> _Required work_
Without the pictures, give the entries below again exactly as written.
═════ Provided information
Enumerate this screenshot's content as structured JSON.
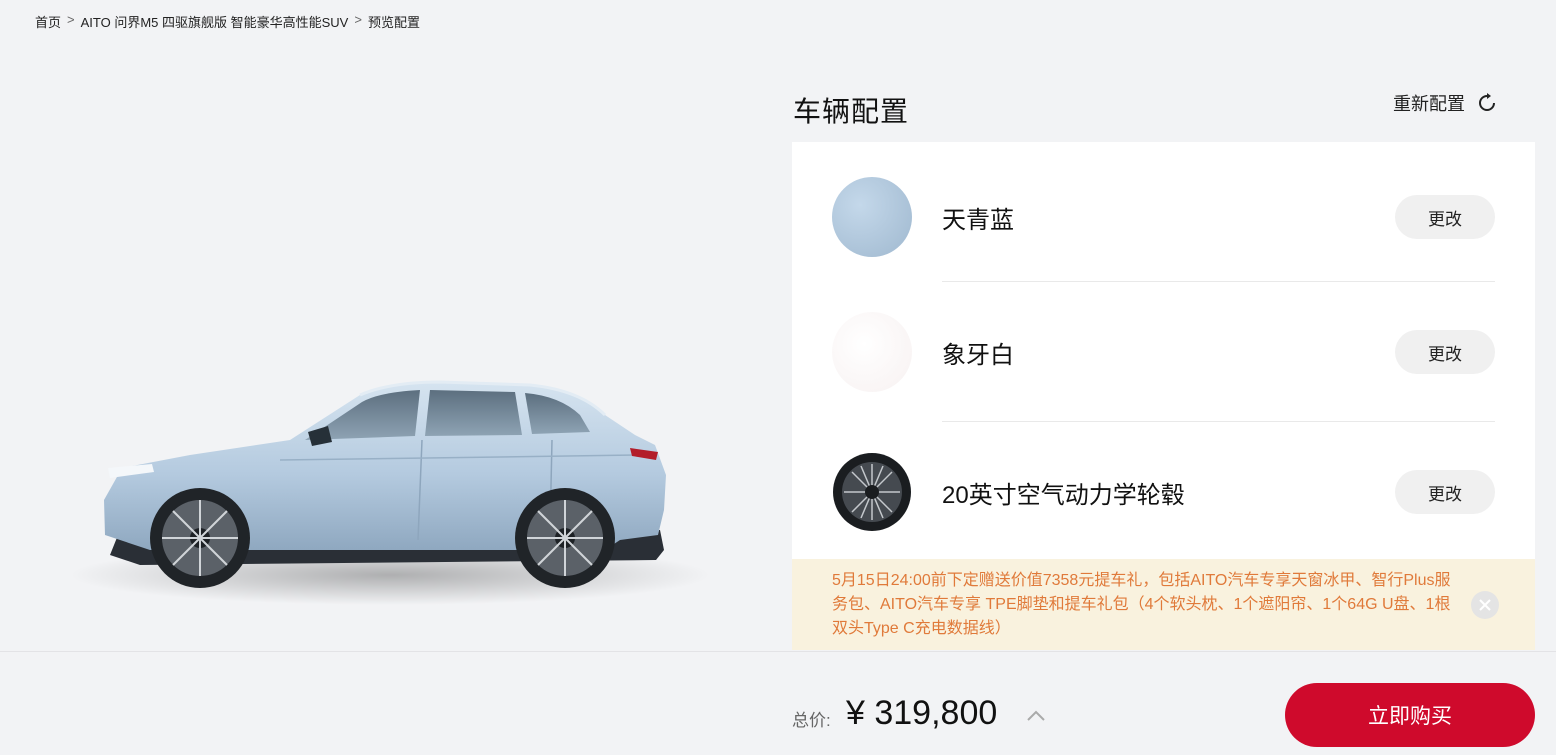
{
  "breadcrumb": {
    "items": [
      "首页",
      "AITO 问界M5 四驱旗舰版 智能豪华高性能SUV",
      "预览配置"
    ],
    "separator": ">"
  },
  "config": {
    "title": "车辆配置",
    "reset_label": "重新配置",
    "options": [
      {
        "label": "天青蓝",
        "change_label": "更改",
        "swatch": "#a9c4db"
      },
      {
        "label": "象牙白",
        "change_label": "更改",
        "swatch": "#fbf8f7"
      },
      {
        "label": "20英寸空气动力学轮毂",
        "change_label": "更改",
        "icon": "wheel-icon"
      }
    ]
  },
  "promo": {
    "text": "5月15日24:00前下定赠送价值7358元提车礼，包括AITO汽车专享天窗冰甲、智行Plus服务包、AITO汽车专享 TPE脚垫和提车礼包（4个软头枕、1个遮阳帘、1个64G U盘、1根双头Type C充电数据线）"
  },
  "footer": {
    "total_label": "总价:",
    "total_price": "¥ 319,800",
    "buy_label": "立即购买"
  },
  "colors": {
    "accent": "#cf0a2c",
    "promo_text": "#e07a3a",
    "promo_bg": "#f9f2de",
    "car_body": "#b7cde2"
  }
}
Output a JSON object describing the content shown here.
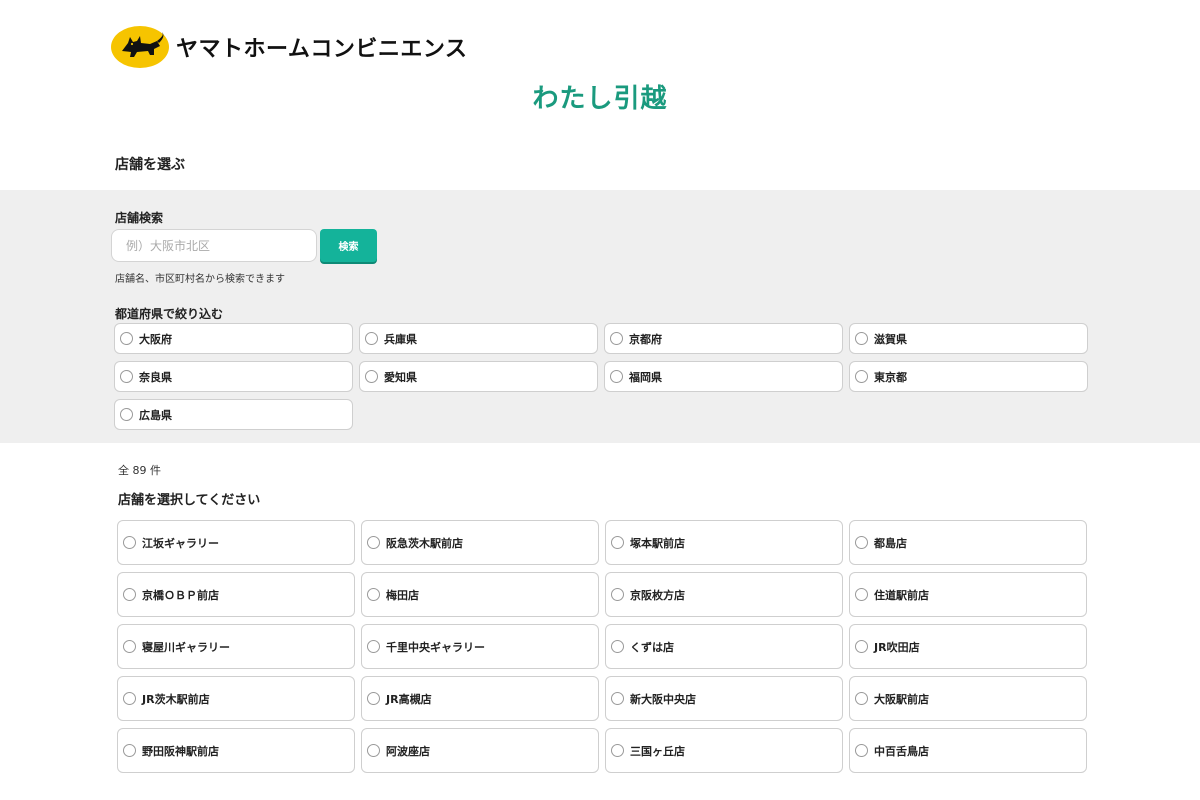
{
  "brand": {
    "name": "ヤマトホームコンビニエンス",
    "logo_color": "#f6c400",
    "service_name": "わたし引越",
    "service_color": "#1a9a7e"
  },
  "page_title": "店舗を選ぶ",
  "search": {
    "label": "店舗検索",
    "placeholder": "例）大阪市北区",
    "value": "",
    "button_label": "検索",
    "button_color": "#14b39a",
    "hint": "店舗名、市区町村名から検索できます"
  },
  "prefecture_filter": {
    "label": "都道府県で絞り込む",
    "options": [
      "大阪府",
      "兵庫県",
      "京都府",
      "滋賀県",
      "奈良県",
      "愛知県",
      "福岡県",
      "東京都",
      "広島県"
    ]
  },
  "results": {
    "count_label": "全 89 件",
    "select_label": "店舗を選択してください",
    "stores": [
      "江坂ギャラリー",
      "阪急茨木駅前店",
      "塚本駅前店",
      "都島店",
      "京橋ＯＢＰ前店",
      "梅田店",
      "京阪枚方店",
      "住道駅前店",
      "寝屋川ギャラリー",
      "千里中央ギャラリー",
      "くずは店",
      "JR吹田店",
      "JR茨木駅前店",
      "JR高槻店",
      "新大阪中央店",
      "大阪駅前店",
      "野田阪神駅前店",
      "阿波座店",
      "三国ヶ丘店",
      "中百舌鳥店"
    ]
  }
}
══════════
> _Reply to the exercise_
Enumerate this screenshot's content as structured JSON.
{
  "breadcrumb": {
    "items": [
      "首页",
      "AITO 问界M5 四驱旗舰版 智能豪华高性能SUV",
      "预览配置"
    ],
    "separator": ">"
  },
  "config": {
    "title": "车辆配置",
    "reset_label": "重新配置",
    "options": [
      {
        "label": "天青蓝",
        "change_label": "更改",
        "swatch": "#a9c4db"
      },
      {
        "label": "象牙白",
        "change_label": "更改",
        "swatch": "#fbf8f7"
      },
      {
        "label": "20英寸空气动力学轮毂",
        "change_label": "更改",
        "icon": "wheel-icon"
      }
    ]
  },
  "promo": {
    "text": "5月15日24:00前下定赠送价值7358元提车礼，包括AITO汽车专享天窗冰甲、智行Plus服务包、AITO汽车专享 TPE脚垫和提车礼包（4个软头枕、1个遮阳帘、1个64G U盘、1根双头Type C充电数据线）"
  },
  "footer": {
    "total_label": "总价:",
    "total_price": "¥ 319,800",
    "buy_label": "立即购买"
  },
  "colors": {
    "accent": "#cf0a2c",
    "promo_text": "#e07a3a",
    "promo_bg": "#f9f2de",
    "car_body": "#b7cde2"
  }
}
Output a JSON object describing the content shown here.
{
  "brand": {
    "name": "ヤマトホームコンビニエンス",
    "logo_color": "#f6c400",
    "service_name": "わたし引越",
    "service_color": "#1a9a7e"
  },
  "page_title": "店舗を選ぶ",
  "search": {
    "label": "店舗検索",
    "placeholder": "例）大阪市北区",
    "value": "",
    "button_label": "検索",
    "button_color": "#14b39a",
    "hint": "店舗名、市区町村名から検索できます"
  },
  "prefecture_filter": {
    "label": "都道府県で絞り込む",
    "options": [
      "大阪府",
      "兵庫県",
      "京都府",
      "滋賀県",
      "奈良県",
      "愛知県",
      "福岡県",
      "東京都",
      "広島県"
    ]
  },
  "results": {
    "count_label": "全 89 件",
    "select_label": "店舗を選択してください",
    "stores": [
      "江坂ギャラリー",
      "阪急茨木駅前店",
      "塚本駅前店",
      "都島店",
      "京橋ＯＢＰ前店",
      "梅田店",
      "京阪枚方店",
      "住道駅前店",
      "寝屋川ギャラリー",
      "千里中央ギャラリー",
      "くずは店",
      "JR吹田店",
      "JR茨木駅前店",
      "JR高槻店",
      "新大阪中央店",
      "大阪駅前店",
      "野田阪神駅前店",
      "阿波座店",
      "三国ヶ丘店",
      "中百舌鳥店"
    ]
  }
}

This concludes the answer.